▶ **Extract to read**:
----------------
The  (KBBI ; ) is the official dictionary of the Indonesian language compiled by Language Development and Fostering Agency and published by Balai Pustaka. This dictionary is the primary reference for the standard Indonesian language because it is the most complete and accurate Indonesian dictionary ever published by publishers who have patent rights from the government of the Republic of Indonesia under the auspices of the Indonesian Ministry of Education, Culture, Research, and Technology. It is also considered canonical to measure which words have been formally incorporated into Indonesian.

Publication History

First Edition 
The first modern KBBI dictionary was published during the 5th Indonesian Language Congress on 28 October 1988. The first edition contains approximately 62,000 entries. The dictionary was compiled by a team led by the Head of the Language Center, Anton M. Moeliono, with chief editors Sri Sukesi Adiwimarta and Adi Sunaryo.

Second Edition 
Although many praised the first issue of the KBBI, it was not without criticism. In response to fulfil for criticism, a second edition was released immediately.The second edition was compiled under the leadership of Lukman Ali with Chief Editor Harimurti Kridalaksana with about 72,000 entries and was published in 1991.

Third Edition 
The rapid development of Indonesian vocabulary has pushed the government to document new vocabularies and update the previous edition of the dictionary. Therefore, the then Head of the Language Center, who also acted as Editor-in-Chief, Hasan Alwi, decided to publish the Third Edition in 2000, containing about 78,000 entries.
----------------
▶ **Record set**:
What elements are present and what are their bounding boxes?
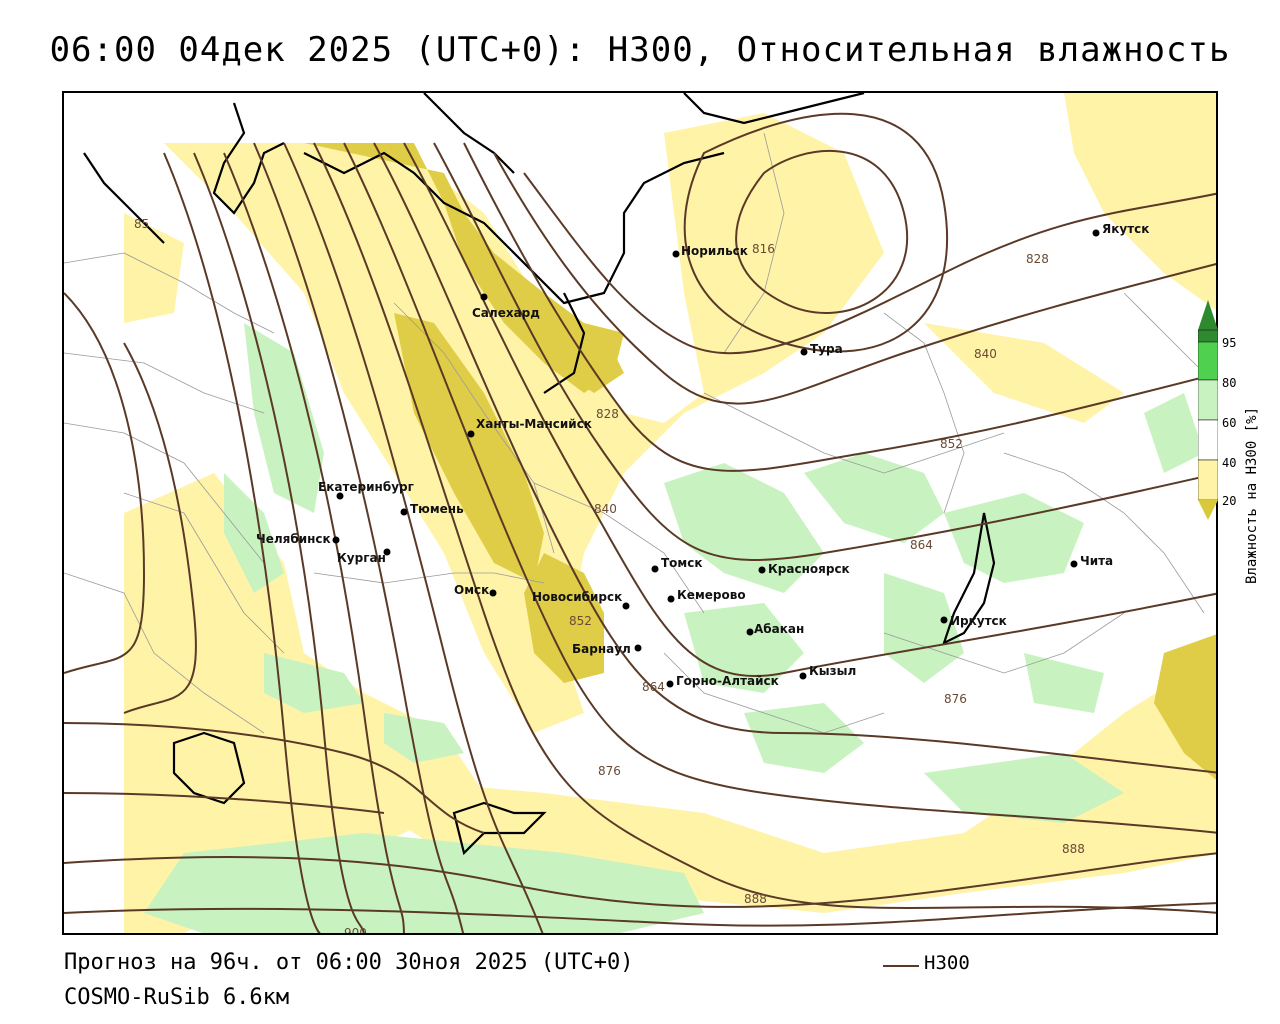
colorbar-segment bbox=[1198, 329, 1218, 343]
contour-label: 864 bbox=[642, 680, 665, 694]
city-label: Екатеринбург bbox=[318, 480, 414, 494]
forecast-info: Прогноз на 96ч. от 06:00 30ноя 2025 (UTC… bbox=[64, 950, 634, 975]
contour-label: 876 bbox=[598, 764, 621, 778]
colorbar-tick: 95 bbox=[1222, 336, 1237, 350]
city-label: Горно-Алтайск bbox=[676, 674, 779, 688]
city-dot bbox=[940, 616, 948, 624]
city-label: Курган bbox=[337, 551, 386, 565]
city-label: Ханты-Мансийск bbox=[476, 417, 592, 431]
colorbar-tick: 60 bbox=[1222, 416, 1237, 430]
colorbar-segment bbox=[1198, 459, 1218, 501]
contour-label: 900 bbox=[344, 926, 367, 935]
humidity-colorbar bbox=[1198, 300, 1218, 520]
city-label: Томск bbox=[661, 556, 703, 570]
contour-label: 816 bbox=[752, 242, 775, 256]
contour-label: 876 bbox=[944, 692, 967, 706]
colorbar-tick: 40 bbox=[1222, 456, 1237, 470]
colorbar-segment bbox=[1198, 419, 1218, 461]
city-dot bbox=[634, 644, 642, 652]
map-title: 06:00 04дек 2025 (UTC+0): H300, Относите… bbox=[49, 30, 1231, 70]
contour-label: 852 bbox=[940, 437, 963, 451]
city-dot bbox=[332, 536, 340, 544]
contour-label: 840 bbox=[594, 502, 617, 516]
city-dot bbox=[467, 430, 475, 438]
humidity-fill-olive bbox=[304, 143, 1216, 780]
city-dot bbox=[667, 595, 675, 603]
city-dot bbox=[336, 492, 344, 500]
contour-label: 852 bbox=[569, 614, 592, 628]
city-dot bbox=[489, 589, 497, 597]
city-label: Красноярск bbox=[768, 562, 850, 576]
city-label: Кемерово bbox=[677, 588, 746, 602]
colorbar-tick: 80 bbox=[1222, 376, 1237, 390]
city-label: Кызыл bbox=[809, 664, 856, 678]
city-dot bbox=[800, 348, 808, 356]
city-label: Норильск bbox=[681, 244, 748, 258]
colorbar-title: Влажность на H300 [%] bbox=[1244, 406, 1260, 584]
contour-label: 888 bbox=[744, 892, 767, 906]
contour-label: 85 bbox=[134, 217, 149, 231]
city-label: Тюмень bbox=[410, 502, 464, 516]
city-label: Тура bbox=[810, 342, 843, 356]
city-markers: Салехард Норильск Якутск Тура Ханты-Манс… bbox=[256, 222, 1149, 688]
contour-label: 864 bbox=[910, 538, 933, 552]
contour-label: 840 bbox=[974, 347, 997, 361]
city-dot bbox=[480, 293, 488, 301]
contour-label: 828 bbox=[1026, 252, 1049, 266]
colorbar-segment bbox=[1198, 339, 1218, 381]
city-dot bbox=[383, 548, 391, 556]
city-dot bbox=[746, 628, 754, 636]
legend-line-swatch bbox=[883, 965, 919, 967]
colorbar-segment bbox=[1198, 379, 1218, 421]
colorbar-segment bbox=[1198, 300, 1218, 330]
contour-label-group: 816 828 828 840 840 852 852 864 864 876 … bbox=[134, 217, 1085, 935]
city-dot bbox=[1092, 229, 1100, 237]
model-info: COSMO-RuSib 6.6км bbox=[64, 985, 290, 1010]
city-label: Абакан bbox=[754, 622, 804, 636]
city-label: Иркутск bbox=[950, 614, 1007, 628]
city-dot bbox=[672, 250, 680, 258]
legend-label: H300 bbox=[924, 952, 970, 974]
city-dot bbox=[622, 602, 630, 610]
city-dot bbox=[758, 566, 766, 574]
city-label: Омск bbox=[454, 583, 489, 597]
city-label: Новосибирск bbox=[532, 590, 622, 604]
city-dot bbox=[799, 672, 807, 680]
city-label: Салехард bbox=[472, 306, 540, 320]
city-label: Барнаул bbox=[572, 642, 631, 656]
contour-label: 888 bbox=[1062, 842, 1085, 856]
city-dot bbox=[400, 508, 408, 516]
city-label: Челябинск bbox=[256, 532, 331, 546]
h300-contours bbox=[64, 112, 1216, 933]
city-dot bbox=[651, 565, 659, 573]
colorbar-segment bbox=[1198, 500, 1218, 520]
city-dot bbox=[666, 680, 674, 688]
city-dot bbox=[1070, 560, 1078, 568]
map-canvas: 816 828 828 840 840 852 852 864 864 876 … bbox=[64, 93, 1216, 935]
city-label: Якутск bbox=[1102, 222, 1149, 236]
city-label: Чита bbox=[1080, 554, 1113, 568]
colorbar-tick: 20 bbox=[1222, 494, 1237, 508]
contour-label: 828 bbox=[596, 407, 619, 421]
map-area[interactable]: 816 828 828 840 840 852 852 864 864 876 … bbox=[62, 91, 1218, 935]
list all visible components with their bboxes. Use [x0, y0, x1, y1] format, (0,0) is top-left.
----------------
▶ **Exercise requirements**:
1. From the KBBI article, please copy everything from "Publication History" down to "and Adi Sunaryo.".
2. Extend the KBBI article, picking up after its final sentence.

▶ **Results for each task**:
1.
Publication History

First Edition 
The first modern KBBI dictionary was published during the 5th Indonesian Language Congress on 28 October 1988. The first edition contains approximately 62,000 entries. The dictionary was compiled by a team led by the Head of the Language Center, Anton M. Moeliono, with chief editors Sri Sukesi Adiwimarta and Adi Sunaryo.

2.
Fourth Edition and Forward 
Then it followed by the fourth edition in 2008 with more than 90,000 entries under the monitor of Dendy Sugono. The latest edition was published in 2016 and launched by the former minister of the Ministry of Education and Culture of Indonesia, Muhadjir Effendy, with around 112,000 entries. Unlike the previous editions, the fifth edition is published in three forms: print, offline (iOS and Android applications), and online (kbbi.kemdikbud.go.id). Online access allows anybody to find the meaning and propose new vocabularies conveniently. The latest online dictionary also provides the etymology of some indonesian lexicons.

Editorial Practices 
The language it records is formal; it omits words that are considered slang or foreign, and its aim is prescriptive. The authors note that "the compilation of a dictionary constitutes an effort of language codification which becomes part of standardization of a language. Continual work is done towards future versions, to ensure the dictionary remains relevant to changes in the Indonesian language, and the authors are open to criticism and advice on how the work might accurately reflect Indonesian.

Reception 
The dictionary has been criticized for being too selective, and excluding words that are in common use.  Writing in The Jakarta Post, Setiono Sugiharto states the "KBBI should be appreciated as a byproduct of work by Indonesian scholars who persistently show their commitment to the development of the Indonesian lexicon".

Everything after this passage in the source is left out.